*Task instructions*. Repeat every record below exactly as written.

■ ■ ■ ■ ■ ■ ■

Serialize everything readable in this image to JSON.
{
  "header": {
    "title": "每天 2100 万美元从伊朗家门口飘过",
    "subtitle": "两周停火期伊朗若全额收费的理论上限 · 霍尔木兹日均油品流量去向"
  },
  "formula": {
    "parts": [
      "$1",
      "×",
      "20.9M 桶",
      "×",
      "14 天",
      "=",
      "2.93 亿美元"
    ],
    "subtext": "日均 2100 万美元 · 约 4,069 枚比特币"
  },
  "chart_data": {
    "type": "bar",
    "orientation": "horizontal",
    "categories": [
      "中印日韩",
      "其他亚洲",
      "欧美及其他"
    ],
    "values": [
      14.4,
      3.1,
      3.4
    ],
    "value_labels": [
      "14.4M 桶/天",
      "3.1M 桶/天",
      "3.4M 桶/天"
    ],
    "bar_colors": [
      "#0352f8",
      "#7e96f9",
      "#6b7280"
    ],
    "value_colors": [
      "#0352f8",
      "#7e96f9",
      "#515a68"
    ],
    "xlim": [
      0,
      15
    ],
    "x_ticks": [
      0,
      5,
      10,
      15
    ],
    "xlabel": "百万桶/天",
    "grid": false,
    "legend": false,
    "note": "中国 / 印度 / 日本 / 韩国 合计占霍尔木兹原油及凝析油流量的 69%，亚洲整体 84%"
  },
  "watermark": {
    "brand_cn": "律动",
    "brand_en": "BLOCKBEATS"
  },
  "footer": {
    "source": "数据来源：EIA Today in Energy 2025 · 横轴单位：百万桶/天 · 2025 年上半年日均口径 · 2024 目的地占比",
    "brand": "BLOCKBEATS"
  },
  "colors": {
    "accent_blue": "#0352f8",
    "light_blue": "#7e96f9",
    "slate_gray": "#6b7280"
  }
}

■ ■ ■ ■ ■ ■ ■

*Exercise result*.
Serialize everything readable in this image to JSON.
{
  "header": {
    "title": "每天 2100 万美元从伊朗家门口飘过",
    "subtitle": "两周停火期伊朗若全额收费的理论上限 · 霍尔木兹日均油品流量去向"
  },
  "formula": {
    "parts": [
      "$1",
      "×",
      "20.9M 桶",
      "×",
      "14 天",
      "=",
      "2.93 亿美元"
    ],
    "subtext": "日均 2100 万美元 · 约 4,069 枚比特币"
  },
  "chart_data": {
    "type": "bar",
    "orientation": "horizontal",
    "categories": [
      "中印日韩",
      "其他亚洲",
      "欧美及其他"
    ],
    "values": [
      14.4,
      3.1,
      3.4
    ],
    "value_labels": [
      "14.4M 桶/天",
      "3.1M 桶/天",
      "3.4M 桶/天"
    ],
    "bar_colors": [
      "#0352f8",
      "#7e96f9",
      "#6b7280"
    ],
    "value_colors": [
      "#0352f8",
      "#7e96f9",
      "#515a68"
    ],
    "xlim": [
      0,
      15
    ],
    "x_ticks": [
      0,
      5,
      10,
      15
    ],
    "xlabel": "百万桶/天",
    "grid": false,
    "legend": false,
    "note": "中国 / 印度 / 日本 / 韩国 合计占霍尔木兹原油及凝析油流量的 69%，亚洲整体 84%"
  },
  "watermark": {
    "brand_cn": "律动",
    "brand_en": "BLOCKBEATS"
  },
  "footer": {
    "source": "数据来源：EIA Today in Energy 2025 · 横轴单位：百万桶/天 · 2025 年上半年日均口径 · 2024 目的地占比",
    "brand": "BLOCKBEATS"
  },
  "colors": {
    "accent_blue": "#0352f8",
    "light_blue": "#7e96f9",
    "slate_gray": "#6b7280"
  }
}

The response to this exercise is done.